• _Annotated element entries_
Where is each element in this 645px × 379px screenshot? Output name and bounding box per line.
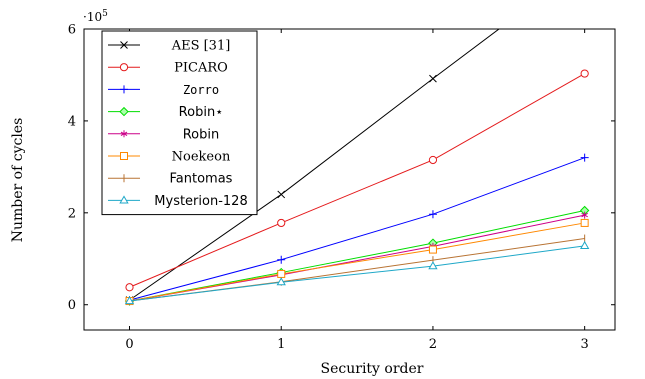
- series-noekeon: [125, 218, 589, 306]
- legend-item-zorro: Zorro: [108, 83, 219, 97]
- legend-label-zorro: Zorro: [183, 83, 219, 97]
- series-line-noekeon: [129, 222, 585, 302]
- data-point-picaro: [580, 69, 589, 78]
- series-picaro: [125, 69, 589, 292]
- data-point-zorro: [580, 153, 589, 162]
- legend-item-fantomas: Fantomas: [108, 172, 233, 187]
- data-point-mysterion-128: [428, 261, 438, 270]
- data-point-zorro: [428, 210, 437, 219]
- data-point-aes-31: [429, 74, 437, 83]
- legend-marker-mysterion-128: [119, 195, 129, 204]
- x-tick-label: 3: [581, 337, 589, 352]
- data-point-aes-31: [277, 190, 286, 199]
- series-robin: [124, 205, 590, 306]
- legend-label-aes-31: AES [31]: [171, 39, 231, 54]
- series-line-zorro: [129, 157, 585, 301]
- legend-label-fantomas: Fantomas: [170, 172, 233, 187]
- series-line-robin: [129, 210, 585, 302]
- series-line-picaro: [129, 73, 585, 288]
- data-point-picaro: [277, 218, 286, 228]
- legend-marker-robin: [119, 106, 129, 117]
- series-mysterion-128: [124, 240, 590, 305]
- series-fantomas: [129, 234, 586, 306]
- legend-marker-robin: [120, 130, 128, 138]
- legend-item-noekeon: Noekeon: [108, 150, 231, 165]
- series-line-fantomas: [129, 238, 585, 302]
- y-multiplier-exp: 5: [102, 9, 108, 19]
- series-line-aes-31: [129, 29, 500, 301]
- legend-marker-zorro: [120, 85, 128, 94]
- legend-marker-aes-31: [120, 41, 128, 49]
- y-axis-label: Number of cycles: [10, 118, 26, 243]
- data-point-noekeon: [428, 245, 437, 254]
- y-tick-label: 6: [68, 23, 76, 38]
- legend-label-picaro: PICARO: [174, 61, 228, 76]
- data-point-picaro: [125, 283, 134, 292]
- legend-label-robin: Robin: [183, 127, 220, 142]
- y-tick-label: 4: [68, 114, 76, 129]
- legend-label-mysterion-128: Mysterion-128: [154, 194, 247, 209]
- series-line-mysterion-128: [129, 245, 585, 302]
- y-tick-label: 2: [68, 206, 76, 221]
- legend-item-robin: Robin: [108, 127, 219, 142]
- x-tick-label: 0: [125, 337, 133, 352]
- plot-frame: [83, 28, 616, 331]
- legend-box: [101, 30, 258, 216]
- legend-marker-picaro: [119, 63, 129, 72]
- legend: AES [31] PICARO Zorro Robin⋆ Robin Noekeon Fan…: [101, 30, 258, 216]
- data-point-picaro: [428, 155, 438, 165]
- data-point-robin: [581, 211, 588, 219]
- legend-marker-noekeon: [120, 152, 128, 160]
- y-tick-label: 0: [68, 298, 76, 313]
- legend-item-robin: Robin⋆: [108, 105, 223, 120]
- data-point-noekeon: [580, 218, 589, 227]
- data-point-noekeon: [277, 269, 286, 278]
- data-point-mysterion-128: [124, 296, 135, 305]
- legend-label-noekeon: Noekeon: [172, 150, 231, 165]
- legend-item-mysterion-128: Mysterion-128: [108, 194, 248, 209]
- legend-item-picaro: PICARO: [108, 61, 228, 76]
- data-point-zorro: [277, 255, 286, 264]
- x-axis-label: Security order: [321, 361, 424, 377]
- y-multiplier-base: ·10: [83, 10, 102, 24]
- data-point-mysterion-128: [579, 240, 590, 250]
- x-tick-label: 2: [429, 337, 437, 352]
- x-tick-label: 1: [277, 337, 285, 352]
- legend-item-aes-31: AES [31]: [108, 39, 230, 54]
- y-multiplier: ·105: [83, 9, 108, 24]
- legend-label-robin: Robin⋆: [179, 105, 224, 120]
- data-point-mysterion-128: [276, 277, 286, 286]
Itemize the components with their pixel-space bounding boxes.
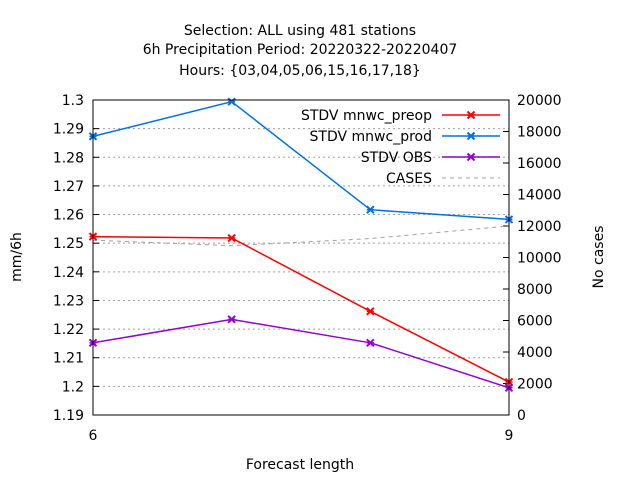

• _Stated problem_
Write out all the rows again, switching "Number of cycles" to "Cycle count" and keeping everything else the same. Omit the pictures.

• _The output_
Where is each element in this 645px × 379px screenshot? Output name and bounding box per line.
- series-noekeon: [125, 218, 589, 306]
- legend-item-zorro: Zorro: [108, 83, 219, 97]
- legend-label-zorro: Zorro: [183, 83, 219, 97]
- series-line-noekeon: [129, 222, 585, 302]
- data-point-picaro: [580, 69, 589, 78]
- series-picaro: [125, 69, 589, 292]
- data-point-zorro: [580, 153, 589, 162]
- legend-item-fantomas: Fantomas: [108, 172, 233, 187]
- data-point-mysterion-128: [428, 261, 438, 270]
- data-point-zorro: [428, 210, 437, 219]
- data-point-aes-31: [429, 74, 437, 83]
- legend-marker-mysterion-128: [119, 195, 129, 204]
- x-tick-label: 3: [581, 337, 589, 352]
- data-point-aes-31: [277, 190, 286, 199]
- series-robin: [124, 205, 590, 306]
- legend-label-aes-31: AES [31]: [171, 39, 231, 54]
- series-line-zorro: [129, 157, 585, 301]
- legend-label-fantomas: Fantomas: [170, 172, 233, 187]
- series-line-robin: [129, 210, 585, 302]
- series-line-picaro: [129, 73, 585, 288]
- data-point-picaro: [277, 218, 286, 228]
- legend-marker-robin: [119, 106, 129, 117]
- series-mysterion-128: [124, 240, 590, 305]
- series-fantomas: [129, 234, 586, 306]
- legend-marker-robin: [120, 130, 128, 138]
- legend-item-noekeon: Noekeon: [108, 150, 231, 165]
- series-line-fantomas: [129, 238, 585, 302]
- y-multiplier-exp: 5: [102, 9, 108, 19]
- series-line-aes-31: [129, 29, 500, 301]
- legend-marker-zorro: [120, 85, 128, 94]
- legend-marker-aes-31: [120, 41, 128, 49]
- y-axis-label: Cycle count: [10, 118, 26, 243]
- data-point-noekeon: [428, 245, 437, 254]
- y-tick-label: 6: [68, 23, 76, 38]
- legend-label-picaro: PICARO: [174, 61, 228, 76]
- data-point-picaro: [125, 283, 134, 292]
- legend-label-robin: Robin: [183, 127, 220, 142]
- y-tick-label: 4: [68, 114, 76, 129]
- legend-label-mysterion-128: Mysterion-128: [154, 194, 247, 209]
- series-line-mysterion-128: [129, 245, 585, 302]
- y-tick-label: 2: [68, 206, 76, 221]
- legend-item-robin: Robin: [108, 127, 219, 142]
- x-tick-label: 0: [125, 337, 133, 352]
- plot-frame: [83, 28, 616, 331]
- legend-box: [101, 30, 258, 216]
- legend-marker-picaro: [119, 63, 129, 72]
- legend: AES [31] PICARO Zorro Robin⋆ Robin Noekeon Fan…: [101, 30, 258, 216]
- data-point-picaro: [428, 155, 438, 165]
- data-point-robin: [581, 211, 588, 219]
- legend-marker-noekeon: [120, 152, 128, 160]
- y-tick-label: 0: [68, 298, 76, 313]
- legend-item-robin: Robin⋆: [108, 105, 223, 120]
- data-point-noekeon: [580, 218, 589, 227]
- data-point-noekeon: [277, 269, 286, 278]
- data-point-mysterion-128: [124, 296, 135, 305]
- legend-label-noekeon: Noekeon: [172, 150, 231, 165]
- legend-item-mysterion-128: Mysterion-128: [108, 194, 248, 209]
- legend-item-picaro: PICARO: [108, 61, 228, 76]
- data-point-zorro: [277, 255, 286, 264]
- x-axis-label: Security order: [321, 361, 424, 377]
- y-multiplier-base: ·10: [83, 10, 102, 24]
- data-point-mysterion-128: [579, 240, 590, 250]
- x-tick-label: 2: [429, 337, 437, 352]
- x-tick-label: 1: [277, 337, 285, 352]
- legend-item-aes-31: AES [31]: [108, 39, 230, 54]
- y-multiplier: ·105: [83, 9, 108, 24]
- legend-label-robin: Robin⋆: [179, 105, 224, 120]
- data-point-mysterion-128: [276, 277, 286, 286]
Itemize the components with their pixel-space bounding boxes.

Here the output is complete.